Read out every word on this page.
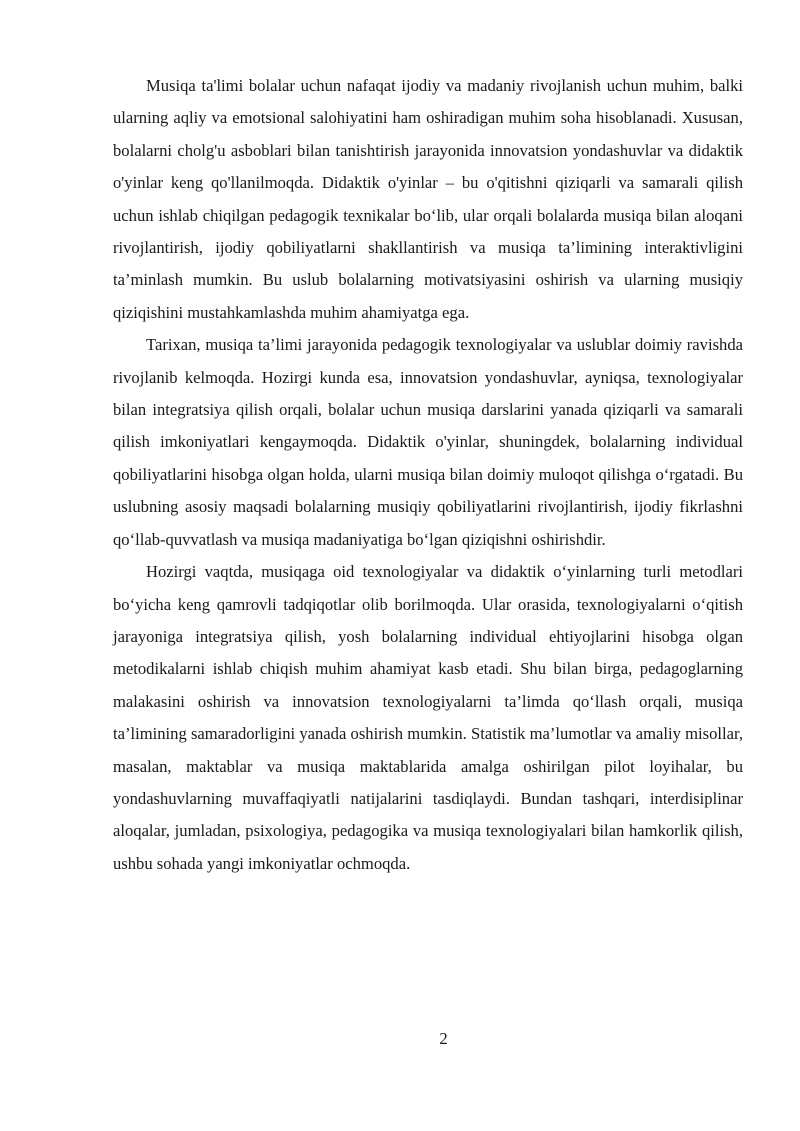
Musiqa ta'limi bolalar uchun nafaqat ijodiy va madaniy rivojlanish uchun muhim, balki ularning aqliy va emotsional salohiyatini ham oshiradigan muhim soha hisoblanadi. Xususan, bolalarni cholg'u asboblari bilan tanishtirish jarayonida innovatsion yondashuvlar va didaktik o'yinlar keng qo'llanilmoqda. Didaktik o'yinlar – bu o'qitishni qiziqarli va samarali qilish uchun ishlab chiqilgan pedagogik texnikalar bo‘lib, ular orqali bolalarda musiqa bilan aloqani rivojlantirish, ijodiy qobiliyatlarni shakllantirish va musiqa ta’limining interaktivligini ta’minlash mumkin. Bu uslub bolalarning motivatsiyasini oshirish va ularning musiqiy qiziqishini mustahkamlashda muhim ahamiyatga ega.

Tarixan, musiqa ta’limi jarayonida pedagogik texnologiyalar va uslublar doimiy ravishda rivojlanib kelmoqda. Hozirgi kunda esa, innovatsion yondashuvlar, ayniqsa, texnologiyalar bilan integratsiya qilish orqali, bolalar uchun musiqa darslarini yanada qiziqarli va samarali qilish imkoniyatlari kengaymoqda. Didaktik o'yinlar, shuningdek, bolalarning individual qobiliyatlarini hisobga olgan holda, ularni musiqa bilan doimiy muloqot qilishga o‘rgatadi. Bu uslubning asosiy maqsadi bolalarning musiqiy qobiliyatlarini rivojlantirish, ijodiy fikrlashni qo‘llab-quvvatlash va musiqa madaniyatiga bo‘lgan qiziqishni oshirishdir.

Hozirgi vaqtda, musiqaga oid texnologiyalar va didaktik o‘yinlarning turli metodlari bo‘yicha keng qamrovli tadqiqotlar olib borilmoqda. Ular orasida, texnologiyalarni o‘qitish jarayoniga integratsiya qilish, yosh bolalarning individual ehtiyojlarini hisobga olgan metodikalarni ishlab chiqish muhim ahamiyat kasb etadi. Shu bilan birga, pedagoglarning malakasini oshirish va innovatsion texnologiyalarni ta’limda qo‘llash orqali, musiqa ta’limining samaradorligini yanada oshirish mumkin. Statistik ma’lumotlar va amaliy misollar, masalan, maktablar va musiqa maktablarida amalga oshirilgan pilot loyihalar, bu yondashuvlarning muvaffaqiyatli natijalarini tasdiqlaydi. Bundan tashqari, interdisiplinar aloqalar, jumladan, psixologiya, pedagogika va musiqa texnologiyalari bilan hamkorlik qilish, ushbu sohada yangi imkoniyatlar ochmoqda.

2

···

**Your goal:** Go through the listing above and write it all out exactly, leaving out any picture.

**Answer to this problem:**
Read out every word on this page.
Musiqa ta'limi bolalar uchun nafaqat ijodiy va madaniy rivojlanish uchun muhim, balki ularning aqliy va emotsional salohiyatini ham oshiradigan muhim soha hisoblanadi. Xususan, bolalarni cholg'u asboblari bilan tanishtirish jarayonida innovatsion yondashuvlar va didaktik o'yinlar keng qo'llanilmoqda. Didaktik o'yinlar – bu o'qitishni qiziqarli va samarali qilish uchun ishlab chiqilgan pedagogik texnikalar bo‘lib, ular orqali bolalarda musiqa bilan aloqani rivojlantirish, ijodiy qobiliyatlarni shakllantirish va musiqa ta’limining interaktivligini ta’minlash mumkin. Bu uslub bolalarning motivatsiyasini oshirish va ularning musiqiy qiziqishini mustahkamlashda muhim ahamiyatga ega.

Tarixan, musiqa ta’limi jarayonida pedagogik texnologiyalar va uslublar doimiy ravishda rivojlanib kelmoqda. Hozirgi kunda esa, innovatsion yondashuvlar, ayniqsa, texnologiyalar bilan integratsiya qilish orqali, bolalar uchun musiqa darslarini yanada qiziqarli va samarali qilish imkoniyatlari kengaymoqda. Didaktik o'yinlar, shuningdek, bolalarning individual qobiliyatlarini hisobga olgan holda, ularni musiqa bilan doimiy muloqot qilishga o‘rgatadi. Bu uslubning asosiy maqsadi bolalarning musiqiy qobiliyatlarini rivojlantirish, ijodiy fikrlashni qo‘llab-quvvatlash va musiqa madaniyatiga bo‘lgan qiziqishni oshirishdir.

Hozirgi vaqtda, musiqaga oid texnologiyalar va didaktik o‘yinlarning turli metodlari bo‘yicha keng qamrovli tadqiqotlar olib borilmoqda. Ular orasida, texnologiyalarni o‘qitish jarayoniga integratsiya qilish, yosh bolalarning individual ehtiyojlarini hisobga olgan metodikalarni ishlab chiqish muhim ahamiyat kasb etadi. Shu bilan birga, pedagoglarning malakasini oshirish va innovatsion texnologiyalarni ta’limda qo‘llash orqali, musiqa ta’limining samaradorligini yanada oshirish mumkin. Statistik ma’lumotlar va amaliy misollar, masalan, maktablar va musiqa maktablarida amalga oshirilgan pilot loyihalar, bu yondashuvlarning muvaffaqiyatli natijalarini tasdiqlaydi. Bundan tashqari, interdisiplinar aloqalar, jumladan, psixologiya, pedagogika va musiqa texnologiyalari bilan hamkorlik qilish, ushbu sohada yangi imkoniyatlar ochmoqda.

2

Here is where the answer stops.